▼▼▼
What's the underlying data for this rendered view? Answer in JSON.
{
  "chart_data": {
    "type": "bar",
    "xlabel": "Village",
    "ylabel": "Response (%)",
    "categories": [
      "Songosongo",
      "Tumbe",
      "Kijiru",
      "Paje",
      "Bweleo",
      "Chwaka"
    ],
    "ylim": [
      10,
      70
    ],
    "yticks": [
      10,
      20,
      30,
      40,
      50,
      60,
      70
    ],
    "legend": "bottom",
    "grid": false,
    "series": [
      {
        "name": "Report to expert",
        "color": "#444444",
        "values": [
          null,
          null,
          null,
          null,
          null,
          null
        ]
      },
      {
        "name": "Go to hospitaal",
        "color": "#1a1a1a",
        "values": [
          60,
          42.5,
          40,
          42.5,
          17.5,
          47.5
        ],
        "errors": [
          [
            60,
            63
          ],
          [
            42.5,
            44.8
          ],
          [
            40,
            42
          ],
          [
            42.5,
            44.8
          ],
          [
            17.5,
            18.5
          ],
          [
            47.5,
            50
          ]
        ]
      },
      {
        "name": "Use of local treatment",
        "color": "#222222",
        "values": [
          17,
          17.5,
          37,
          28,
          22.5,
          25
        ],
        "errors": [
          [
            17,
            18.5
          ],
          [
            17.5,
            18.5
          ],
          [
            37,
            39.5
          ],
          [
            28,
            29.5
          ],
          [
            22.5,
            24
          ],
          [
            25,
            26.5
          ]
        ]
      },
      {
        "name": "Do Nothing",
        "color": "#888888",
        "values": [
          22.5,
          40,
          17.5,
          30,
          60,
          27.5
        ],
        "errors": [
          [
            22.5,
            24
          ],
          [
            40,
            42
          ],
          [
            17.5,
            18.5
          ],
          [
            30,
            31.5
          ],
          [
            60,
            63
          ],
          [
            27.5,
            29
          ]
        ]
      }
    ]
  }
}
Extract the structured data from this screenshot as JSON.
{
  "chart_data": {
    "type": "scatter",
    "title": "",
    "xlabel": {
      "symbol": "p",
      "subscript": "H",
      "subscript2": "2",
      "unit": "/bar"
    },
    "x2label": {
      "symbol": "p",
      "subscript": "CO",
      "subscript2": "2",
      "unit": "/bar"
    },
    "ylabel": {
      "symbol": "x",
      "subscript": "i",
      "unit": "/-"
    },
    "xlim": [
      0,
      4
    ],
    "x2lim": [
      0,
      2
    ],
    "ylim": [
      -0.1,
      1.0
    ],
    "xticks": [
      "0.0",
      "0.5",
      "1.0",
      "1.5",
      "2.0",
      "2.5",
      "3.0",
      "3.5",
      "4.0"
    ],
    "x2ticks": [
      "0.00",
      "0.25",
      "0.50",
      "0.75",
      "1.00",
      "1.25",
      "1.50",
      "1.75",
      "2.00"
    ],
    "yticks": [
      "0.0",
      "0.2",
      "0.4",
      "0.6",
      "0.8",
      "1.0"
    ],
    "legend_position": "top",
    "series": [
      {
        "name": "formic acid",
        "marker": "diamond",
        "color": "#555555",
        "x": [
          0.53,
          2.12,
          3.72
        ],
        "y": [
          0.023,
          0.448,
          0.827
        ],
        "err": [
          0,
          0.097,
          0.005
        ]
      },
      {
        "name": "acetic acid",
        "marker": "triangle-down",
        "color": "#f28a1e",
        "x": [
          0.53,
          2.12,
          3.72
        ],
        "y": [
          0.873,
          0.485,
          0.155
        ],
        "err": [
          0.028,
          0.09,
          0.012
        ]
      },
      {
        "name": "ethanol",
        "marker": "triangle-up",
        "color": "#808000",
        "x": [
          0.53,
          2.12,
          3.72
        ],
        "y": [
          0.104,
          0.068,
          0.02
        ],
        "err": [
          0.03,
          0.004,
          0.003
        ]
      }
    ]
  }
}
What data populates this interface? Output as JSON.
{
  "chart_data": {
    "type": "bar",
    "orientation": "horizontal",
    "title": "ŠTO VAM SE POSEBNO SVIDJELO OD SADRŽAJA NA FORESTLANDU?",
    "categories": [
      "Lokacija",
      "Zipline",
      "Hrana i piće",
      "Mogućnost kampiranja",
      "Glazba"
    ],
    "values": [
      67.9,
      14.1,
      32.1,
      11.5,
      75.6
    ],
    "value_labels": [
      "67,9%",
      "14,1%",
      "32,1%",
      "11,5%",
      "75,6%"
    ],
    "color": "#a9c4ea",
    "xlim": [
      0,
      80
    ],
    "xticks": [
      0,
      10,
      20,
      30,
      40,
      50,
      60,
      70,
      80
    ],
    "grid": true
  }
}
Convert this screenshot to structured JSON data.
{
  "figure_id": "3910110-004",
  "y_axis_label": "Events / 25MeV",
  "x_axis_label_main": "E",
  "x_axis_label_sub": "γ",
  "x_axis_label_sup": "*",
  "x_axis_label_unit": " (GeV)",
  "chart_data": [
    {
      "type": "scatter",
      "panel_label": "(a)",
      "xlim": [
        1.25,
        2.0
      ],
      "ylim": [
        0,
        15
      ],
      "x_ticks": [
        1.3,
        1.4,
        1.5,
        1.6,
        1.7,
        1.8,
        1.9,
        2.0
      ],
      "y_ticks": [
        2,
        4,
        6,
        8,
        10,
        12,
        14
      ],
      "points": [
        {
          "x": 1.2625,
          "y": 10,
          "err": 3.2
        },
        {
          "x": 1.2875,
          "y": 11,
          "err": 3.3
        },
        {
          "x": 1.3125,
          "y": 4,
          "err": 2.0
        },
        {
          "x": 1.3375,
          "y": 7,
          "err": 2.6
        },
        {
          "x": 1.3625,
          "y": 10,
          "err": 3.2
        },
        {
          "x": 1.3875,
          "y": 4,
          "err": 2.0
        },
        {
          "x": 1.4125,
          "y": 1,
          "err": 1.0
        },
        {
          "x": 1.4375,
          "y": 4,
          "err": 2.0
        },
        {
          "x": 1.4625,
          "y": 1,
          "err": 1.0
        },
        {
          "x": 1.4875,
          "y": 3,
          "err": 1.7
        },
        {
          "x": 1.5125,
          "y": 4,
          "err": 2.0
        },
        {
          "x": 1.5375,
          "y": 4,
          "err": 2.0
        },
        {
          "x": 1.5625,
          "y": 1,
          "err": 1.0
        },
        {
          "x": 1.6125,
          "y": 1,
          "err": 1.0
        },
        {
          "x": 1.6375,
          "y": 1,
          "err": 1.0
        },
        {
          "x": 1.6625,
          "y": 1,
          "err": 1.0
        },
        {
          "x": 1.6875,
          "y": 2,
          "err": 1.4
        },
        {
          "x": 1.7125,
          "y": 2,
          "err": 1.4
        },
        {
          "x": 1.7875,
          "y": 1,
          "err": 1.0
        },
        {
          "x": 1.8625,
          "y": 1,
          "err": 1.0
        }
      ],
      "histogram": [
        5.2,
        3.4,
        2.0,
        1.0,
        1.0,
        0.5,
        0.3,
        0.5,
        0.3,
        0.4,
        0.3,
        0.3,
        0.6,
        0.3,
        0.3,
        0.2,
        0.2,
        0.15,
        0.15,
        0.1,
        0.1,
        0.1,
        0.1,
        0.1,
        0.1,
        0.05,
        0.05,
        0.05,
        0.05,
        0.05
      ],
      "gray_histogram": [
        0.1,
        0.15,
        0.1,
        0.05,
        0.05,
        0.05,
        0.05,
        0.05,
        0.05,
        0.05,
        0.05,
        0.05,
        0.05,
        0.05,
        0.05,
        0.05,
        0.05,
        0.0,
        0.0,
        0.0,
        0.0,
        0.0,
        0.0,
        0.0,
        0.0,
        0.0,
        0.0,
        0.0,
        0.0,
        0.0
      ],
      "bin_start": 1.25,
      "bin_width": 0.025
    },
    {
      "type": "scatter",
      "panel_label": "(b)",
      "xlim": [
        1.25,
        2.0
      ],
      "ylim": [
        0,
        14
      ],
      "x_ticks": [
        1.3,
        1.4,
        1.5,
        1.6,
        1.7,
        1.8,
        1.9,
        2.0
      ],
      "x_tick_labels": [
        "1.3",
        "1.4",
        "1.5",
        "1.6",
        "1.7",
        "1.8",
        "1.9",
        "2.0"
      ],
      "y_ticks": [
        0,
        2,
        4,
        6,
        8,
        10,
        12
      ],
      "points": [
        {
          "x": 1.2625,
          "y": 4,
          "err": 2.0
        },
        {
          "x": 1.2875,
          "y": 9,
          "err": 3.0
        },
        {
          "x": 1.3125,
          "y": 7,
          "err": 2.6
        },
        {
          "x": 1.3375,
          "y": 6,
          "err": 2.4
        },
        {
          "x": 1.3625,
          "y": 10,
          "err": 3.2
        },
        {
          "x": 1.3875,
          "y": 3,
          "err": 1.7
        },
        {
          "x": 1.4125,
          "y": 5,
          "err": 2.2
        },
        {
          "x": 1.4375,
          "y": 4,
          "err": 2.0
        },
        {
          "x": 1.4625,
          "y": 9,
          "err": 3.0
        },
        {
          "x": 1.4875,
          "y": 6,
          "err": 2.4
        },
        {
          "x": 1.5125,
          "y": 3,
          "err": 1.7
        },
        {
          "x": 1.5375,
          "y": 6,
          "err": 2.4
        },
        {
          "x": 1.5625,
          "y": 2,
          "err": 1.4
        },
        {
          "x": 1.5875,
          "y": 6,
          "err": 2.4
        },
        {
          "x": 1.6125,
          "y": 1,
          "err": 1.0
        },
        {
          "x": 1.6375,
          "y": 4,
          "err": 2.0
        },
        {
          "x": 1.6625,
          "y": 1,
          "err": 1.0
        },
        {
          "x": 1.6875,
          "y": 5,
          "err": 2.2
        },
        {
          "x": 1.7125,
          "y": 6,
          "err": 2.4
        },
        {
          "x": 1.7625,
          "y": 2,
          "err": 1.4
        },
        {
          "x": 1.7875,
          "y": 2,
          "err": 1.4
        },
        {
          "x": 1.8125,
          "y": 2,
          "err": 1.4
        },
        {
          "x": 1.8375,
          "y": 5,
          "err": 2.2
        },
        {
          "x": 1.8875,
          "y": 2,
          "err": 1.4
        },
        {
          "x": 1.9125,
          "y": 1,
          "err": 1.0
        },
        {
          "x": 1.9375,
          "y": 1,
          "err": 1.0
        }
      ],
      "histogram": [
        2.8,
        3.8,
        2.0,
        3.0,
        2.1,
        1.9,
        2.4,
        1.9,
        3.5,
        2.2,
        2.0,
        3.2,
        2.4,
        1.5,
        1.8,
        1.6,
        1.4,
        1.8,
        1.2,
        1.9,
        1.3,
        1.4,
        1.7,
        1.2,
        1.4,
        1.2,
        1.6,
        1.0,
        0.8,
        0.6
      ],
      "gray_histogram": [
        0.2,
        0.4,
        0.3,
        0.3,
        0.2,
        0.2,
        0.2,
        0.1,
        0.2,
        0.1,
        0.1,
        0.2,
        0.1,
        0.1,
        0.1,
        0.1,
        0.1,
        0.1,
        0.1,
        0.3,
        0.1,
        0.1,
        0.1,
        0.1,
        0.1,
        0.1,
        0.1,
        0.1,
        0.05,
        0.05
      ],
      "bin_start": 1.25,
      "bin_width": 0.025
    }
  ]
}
▲▲▲
Exercise goal: Every line containing the string "this" must be listed.

Exercise response:
What's the underlying data for this rendered view? Answer in JSON.
Extract the structured data from this screenshot as JSON.
What data populates this interface? Output as JSON.
Convert this screenshot to structured JSON data.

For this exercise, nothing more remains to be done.